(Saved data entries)
· · · · · · ·

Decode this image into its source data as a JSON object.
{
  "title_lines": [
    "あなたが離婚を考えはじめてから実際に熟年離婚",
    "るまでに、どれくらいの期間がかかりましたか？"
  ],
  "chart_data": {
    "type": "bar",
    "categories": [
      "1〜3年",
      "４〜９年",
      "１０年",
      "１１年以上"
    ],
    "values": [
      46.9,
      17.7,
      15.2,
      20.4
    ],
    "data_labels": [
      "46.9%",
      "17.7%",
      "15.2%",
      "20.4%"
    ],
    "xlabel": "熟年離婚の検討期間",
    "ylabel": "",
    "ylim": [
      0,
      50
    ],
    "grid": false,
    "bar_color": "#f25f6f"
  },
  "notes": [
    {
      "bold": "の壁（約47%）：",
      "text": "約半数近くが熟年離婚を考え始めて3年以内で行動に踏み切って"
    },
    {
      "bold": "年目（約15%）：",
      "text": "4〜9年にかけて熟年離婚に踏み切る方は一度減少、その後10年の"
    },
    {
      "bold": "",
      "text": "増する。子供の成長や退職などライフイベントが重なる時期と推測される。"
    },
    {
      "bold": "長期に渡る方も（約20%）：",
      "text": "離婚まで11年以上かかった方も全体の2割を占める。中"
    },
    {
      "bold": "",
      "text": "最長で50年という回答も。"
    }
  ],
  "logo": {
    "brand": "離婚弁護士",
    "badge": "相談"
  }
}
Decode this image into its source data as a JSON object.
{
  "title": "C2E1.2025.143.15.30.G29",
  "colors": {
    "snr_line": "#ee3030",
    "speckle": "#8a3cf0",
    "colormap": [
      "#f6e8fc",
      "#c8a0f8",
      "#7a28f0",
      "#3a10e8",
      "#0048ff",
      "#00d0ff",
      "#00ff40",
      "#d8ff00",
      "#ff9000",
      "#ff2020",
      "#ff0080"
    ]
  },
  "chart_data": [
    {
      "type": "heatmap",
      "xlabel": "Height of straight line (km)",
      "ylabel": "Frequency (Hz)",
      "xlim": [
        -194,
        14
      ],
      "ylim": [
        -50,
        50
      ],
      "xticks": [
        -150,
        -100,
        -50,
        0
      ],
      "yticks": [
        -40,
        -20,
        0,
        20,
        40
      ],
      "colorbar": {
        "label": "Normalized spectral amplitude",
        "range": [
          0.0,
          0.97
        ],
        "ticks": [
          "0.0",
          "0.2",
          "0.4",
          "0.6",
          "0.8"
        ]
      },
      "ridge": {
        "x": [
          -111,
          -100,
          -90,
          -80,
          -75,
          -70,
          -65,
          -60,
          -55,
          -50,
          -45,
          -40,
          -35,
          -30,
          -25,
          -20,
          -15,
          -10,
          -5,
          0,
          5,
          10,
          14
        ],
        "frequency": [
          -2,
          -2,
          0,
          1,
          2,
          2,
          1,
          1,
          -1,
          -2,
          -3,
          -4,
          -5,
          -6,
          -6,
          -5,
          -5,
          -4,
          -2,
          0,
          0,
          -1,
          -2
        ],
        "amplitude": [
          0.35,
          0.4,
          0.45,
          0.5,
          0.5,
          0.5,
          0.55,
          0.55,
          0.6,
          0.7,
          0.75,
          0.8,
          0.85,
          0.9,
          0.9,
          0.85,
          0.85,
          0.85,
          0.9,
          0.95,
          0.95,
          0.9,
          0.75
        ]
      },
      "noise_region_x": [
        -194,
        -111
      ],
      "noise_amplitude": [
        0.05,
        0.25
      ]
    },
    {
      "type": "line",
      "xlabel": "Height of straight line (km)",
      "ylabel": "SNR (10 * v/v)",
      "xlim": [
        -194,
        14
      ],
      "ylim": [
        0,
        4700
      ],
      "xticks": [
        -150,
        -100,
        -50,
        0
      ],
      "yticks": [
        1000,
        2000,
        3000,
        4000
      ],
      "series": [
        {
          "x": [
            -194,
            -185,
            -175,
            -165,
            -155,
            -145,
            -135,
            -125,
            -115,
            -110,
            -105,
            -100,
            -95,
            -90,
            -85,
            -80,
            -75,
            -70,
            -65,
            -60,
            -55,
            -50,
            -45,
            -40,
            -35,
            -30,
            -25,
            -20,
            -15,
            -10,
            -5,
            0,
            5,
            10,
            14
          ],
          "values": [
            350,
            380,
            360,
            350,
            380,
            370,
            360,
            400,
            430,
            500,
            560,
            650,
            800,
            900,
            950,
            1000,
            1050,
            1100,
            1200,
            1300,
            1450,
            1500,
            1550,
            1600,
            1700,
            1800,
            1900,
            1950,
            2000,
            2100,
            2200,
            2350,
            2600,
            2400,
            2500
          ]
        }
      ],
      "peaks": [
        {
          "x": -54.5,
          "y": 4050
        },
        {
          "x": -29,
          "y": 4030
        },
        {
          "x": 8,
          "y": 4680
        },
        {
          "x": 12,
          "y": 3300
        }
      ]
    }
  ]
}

· · · · · · ·

◆ Given instruction:
Your task is to extract all of the records exactly.

◆ The reply:
Decode this image into its source data as a JSON object.
{
  "title_lines": [
    "あなたが離婚を考えはじめてから実際に熟年離婚",
    "るまでに、どれくらいの期間がかかりましたか？"
  ],
  "chart_data": {
    "type": "bar",
    "categories": [
      "1〜3年",
      "４〜９年",
      "１０年",
      "１１年以上"
    ],
    "values": [
      46.9,
      17.7,
      15.2,
      20.4
    ],
    "data_labels": [
      "46.9%",
      "17.7%",
      "15.2%",
      "20.4%"
    ],
    "xlabel": "熟年離婚の検討期間",
    "ylabel": "",
    "ylim": [
      0,
      50
    ],
    "grid": false,
    "bar_color": "#f25f6f"
  },
  "notes": [
    {
      "bold": "の壁（約47%）：",
      "text": "約半数近くが熟年離婚を考え始めて3年以内で行動に踏み切って"
    },
    {
      "bold": "年目（約15%）：",
      "text": "4〜9年にかけて熟年離婚に踏み切る方は一度減少、その後10年の"
    },
    {
      "bold": "",
      "text": "増する。子供の成長や退職などライフイベントが重なる時期と推測される。"
    },
    {
      "bold": "長期に渡る方も（約20%）：",
      "text": "離婚まで11年以上かかった方も全体の2割を占める。中"
    },
    {
      "bold": "",
      "text": "最長で50年という回答も。"
    }
  ],
  "logo": {
    "brand": "離婚弁護士",
    "badge": "相談"
  }
}
Decode this image into its source data as a JSON object.
{
  "title": "C2E1.2025.143.15.30.G29",
  "colors": {
    "snr_line": "#ee3030",
    "speckle": "#8a3cf0",
    "colormap": [
      "#f6e8fc",
      "#c8a0f8",
      "#7a28f0",
      "#3a10e8",
      "#0048ff",
      "#00d0ff",
      "#00ff40",
      "#d8ff00",
      "#ff9000",
      "#ff2020",
      "#ff0080"
    ]
  },
  "chart_data": [
    {
      "type": "heatmap",
      "xlabel": "Height of straight line (km)",
      "ylabel": "Frequency (Hz)",
      "xlim": [
        -194,
        14
      ],
      "ylim": [
        -50,
        50
      ],
      "xticks": [
        -150,
        -100,
        -50,
        0
      ],
      "yticks": [
        -40,
        -20,
        0,
        20,
        40
      ],
      "colorbar": {
        "label": "Normalized spectral amplitude",
        "range": [
          0.0,
          0.97
        ],
        "ticks": [
          "0.0",
          "0.2",
          "0.4",
          "0.6",
          "0.8"
        ]
      },
      "ridge": {
        "x": [
          -111,
          -100,
          -90,
          -80,
          -75,
          -70,
          -65,
          -60,
          -55,
          -50,
          -45,
          -40,
          -35,
          -30,
          -25,
          -20,
          -15,
          -10,
          -5,
          0,
          5,
          10,
          14
        ],
        "frequency": [
          -2,
          -2,
          0,
          1,
          2,
          2,
          1,
          1,
          -1,
          -2,
          -3,
          -4,
          -5,
          -6,
          -6,
          -5,
          -5,
          -4,
          -2,
          0,
          0,
          -1,
          -2
        ],
        "amplitude": [
          0.35,
          0.4,
          0.45,
          0.5,
          0.5,
          0.5,
          0.55,
          0.55,
          0.6,
          0.7,
          0.75,
          0.8,
          0.85,
          0.9,
          0.9,
          0.85,
          0.85,
          0.85,
          0.9,
          0.95,
          0.95,
          0.9,
          0.75
        ]
      },
      "noise_region_x": [
        -194,
        -111
      ],
      "noise_amplitude": [
        0.05,
        0.25
      ]
    },
    {
      "type": "line",
      "xlabel": "Height of straight line (km)",
      "ylabel": "SNR (10 * v/v)",
      "xlim": [
        -194,
        14
      ],
      "ylim": [
        0,
        4700
      ],
      "xticks": [
        -150,
        -100,
        -50,
        0
      ],
      "yticks": [
        1000,
        2000,
        3000,
        4000
      ],
      "series": [
        {
          "x": [
            -194,
            -185,
            -175,
            -165,
            -155,
            -145,
            -135,
            -125,
            -115,
            -110,
            -105,
            -100,
            -95,
            -90,
            -85,
            -80,
            -75,
            -70,
            -65,
            -60,
            -55,
            -50,
            -45,
            -40,
            -35,
            -30,
            -25,
            -20,
            -15,
            -10,
            -5,
            0,
            5,
            10,
            14
          ],
          "values": [
            350,
            380,
            360,
            350,
            380,
            370,
            360,
            400,
            430,
            500,
            560,
            650,
            800,
            900,
            950,
            1000,
            1050,
            1100,
            1200,
            1300,
            1450,
            1500,
            1550,
            1600,
            1700,
            1800,
            1900,
            1950,
            2000,
            2100,
            2200,
            2350,
            2600,
            2400,
            2500
          ]
        }
      ],
      "peaks": [
        {
          "x": -54.5,
          "y": 4050
        },
        {
          "x": -29,
          "y": 4030
        },
        {
          "x": 8,
          "y": 4680
        },
        {
          "x": 12,
          "y": 3300
        }
      ]
    }
  ]
}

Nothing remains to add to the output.